GOAL: Every line below that contains "الآية" is to be copied.

* * *

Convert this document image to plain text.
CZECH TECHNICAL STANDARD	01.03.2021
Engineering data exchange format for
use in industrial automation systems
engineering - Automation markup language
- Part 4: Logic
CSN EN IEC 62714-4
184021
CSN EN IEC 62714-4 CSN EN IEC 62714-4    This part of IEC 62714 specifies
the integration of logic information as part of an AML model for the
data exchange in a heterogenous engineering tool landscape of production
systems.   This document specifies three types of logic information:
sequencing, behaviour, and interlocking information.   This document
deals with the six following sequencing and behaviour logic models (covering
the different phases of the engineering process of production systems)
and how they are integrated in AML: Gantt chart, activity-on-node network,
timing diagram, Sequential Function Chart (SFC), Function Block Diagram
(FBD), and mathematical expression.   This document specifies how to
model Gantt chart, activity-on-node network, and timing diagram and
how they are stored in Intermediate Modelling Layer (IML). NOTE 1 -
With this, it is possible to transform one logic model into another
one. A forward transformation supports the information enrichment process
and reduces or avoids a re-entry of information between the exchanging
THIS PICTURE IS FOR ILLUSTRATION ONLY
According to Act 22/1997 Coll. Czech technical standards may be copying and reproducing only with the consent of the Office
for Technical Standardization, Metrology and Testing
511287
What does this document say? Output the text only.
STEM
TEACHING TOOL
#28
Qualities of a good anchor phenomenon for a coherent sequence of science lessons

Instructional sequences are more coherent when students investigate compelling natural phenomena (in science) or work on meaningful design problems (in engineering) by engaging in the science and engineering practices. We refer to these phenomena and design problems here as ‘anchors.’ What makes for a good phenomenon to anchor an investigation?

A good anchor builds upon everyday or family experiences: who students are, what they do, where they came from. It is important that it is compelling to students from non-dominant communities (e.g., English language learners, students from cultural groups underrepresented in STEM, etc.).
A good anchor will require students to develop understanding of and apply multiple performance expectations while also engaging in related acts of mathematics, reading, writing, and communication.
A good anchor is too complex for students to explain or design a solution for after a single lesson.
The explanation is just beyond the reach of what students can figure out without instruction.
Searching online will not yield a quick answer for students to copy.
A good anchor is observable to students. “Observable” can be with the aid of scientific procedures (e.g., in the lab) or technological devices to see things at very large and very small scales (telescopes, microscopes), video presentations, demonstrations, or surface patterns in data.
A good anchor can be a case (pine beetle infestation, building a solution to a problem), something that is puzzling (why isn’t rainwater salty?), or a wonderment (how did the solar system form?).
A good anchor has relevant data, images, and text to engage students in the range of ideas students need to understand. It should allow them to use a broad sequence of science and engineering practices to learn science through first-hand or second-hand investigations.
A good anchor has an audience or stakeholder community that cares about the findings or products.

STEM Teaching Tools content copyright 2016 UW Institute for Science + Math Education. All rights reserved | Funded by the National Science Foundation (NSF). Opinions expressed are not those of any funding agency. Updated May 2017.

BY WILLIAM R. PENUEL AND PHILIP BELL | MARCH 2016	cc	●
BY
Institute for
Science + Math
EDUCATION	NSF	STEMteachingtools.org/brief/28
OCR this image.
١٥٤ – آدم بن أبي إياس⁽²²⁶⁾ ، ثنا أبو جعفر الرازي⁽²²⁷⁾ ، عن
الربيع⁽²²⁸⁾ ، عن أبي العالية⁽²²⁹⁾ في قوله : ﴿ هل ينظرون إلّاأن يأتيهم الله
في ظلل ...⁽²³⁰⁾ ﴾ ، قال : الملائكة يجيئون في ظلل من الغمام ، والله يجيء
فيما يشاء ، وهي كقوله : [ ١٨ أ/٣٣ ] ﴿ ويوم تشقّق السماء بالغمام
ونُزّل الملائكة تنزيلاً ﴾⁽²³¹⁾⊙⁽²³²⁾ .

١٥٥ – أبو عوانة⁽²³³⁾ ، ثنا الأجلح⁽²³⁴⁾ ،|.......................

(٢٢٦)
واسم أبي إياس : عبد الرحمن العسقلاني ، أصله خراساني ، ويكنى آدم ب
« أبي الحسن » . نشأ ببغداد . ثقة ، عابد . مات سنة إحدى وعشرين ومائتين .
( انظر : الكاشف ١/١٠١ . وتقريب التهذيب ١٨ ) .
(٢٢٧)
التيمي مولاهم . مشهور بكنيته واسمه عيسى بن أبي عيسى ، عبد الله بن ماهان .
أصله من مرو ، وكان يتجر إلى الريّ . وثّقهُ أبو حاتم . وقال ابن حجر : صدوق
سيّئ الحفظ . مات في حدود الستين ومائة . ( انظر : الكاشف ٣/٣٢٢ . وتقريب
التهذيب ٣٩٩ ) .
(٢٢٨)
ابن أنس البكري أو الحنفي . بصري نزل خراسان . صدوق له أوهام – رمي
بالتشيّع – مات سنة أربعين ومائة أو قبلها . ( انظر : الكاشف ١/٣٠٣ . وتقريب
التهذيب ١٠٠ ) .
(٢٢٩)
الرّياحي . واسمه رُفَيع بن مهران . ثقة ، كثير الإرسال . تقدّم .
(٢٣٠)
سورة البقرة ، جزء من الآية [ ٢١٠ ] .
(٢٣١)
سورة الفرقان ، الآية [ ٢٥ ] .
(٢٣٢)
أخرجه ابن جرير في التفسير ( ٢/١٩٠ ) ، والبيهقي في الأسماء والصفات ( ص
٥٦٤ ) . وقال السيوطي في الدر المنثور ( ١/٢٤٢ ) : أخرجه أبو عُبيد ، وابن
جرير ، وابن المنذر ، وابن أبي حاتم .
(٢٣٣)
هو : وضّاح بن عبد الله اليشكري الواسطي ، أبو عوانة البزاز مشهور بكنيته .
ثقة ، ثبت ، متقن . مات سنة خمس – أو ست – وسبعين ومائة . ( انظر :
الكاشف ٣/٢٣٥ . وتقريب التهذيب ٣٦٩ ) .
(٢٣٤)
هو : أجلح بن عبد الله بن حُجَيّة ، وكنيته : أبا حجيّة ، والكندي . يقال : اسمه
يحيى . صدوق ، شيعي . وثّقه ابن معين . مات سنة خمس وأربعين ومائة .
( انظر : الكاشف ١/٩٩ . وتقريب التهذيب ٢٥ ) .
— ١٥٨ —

* * *

SOLUTION:
سورة البقرة ، جزء من الآية [ ٢١٠ ] .
سورة الفرقان ، الآية [ ٢٥ ] .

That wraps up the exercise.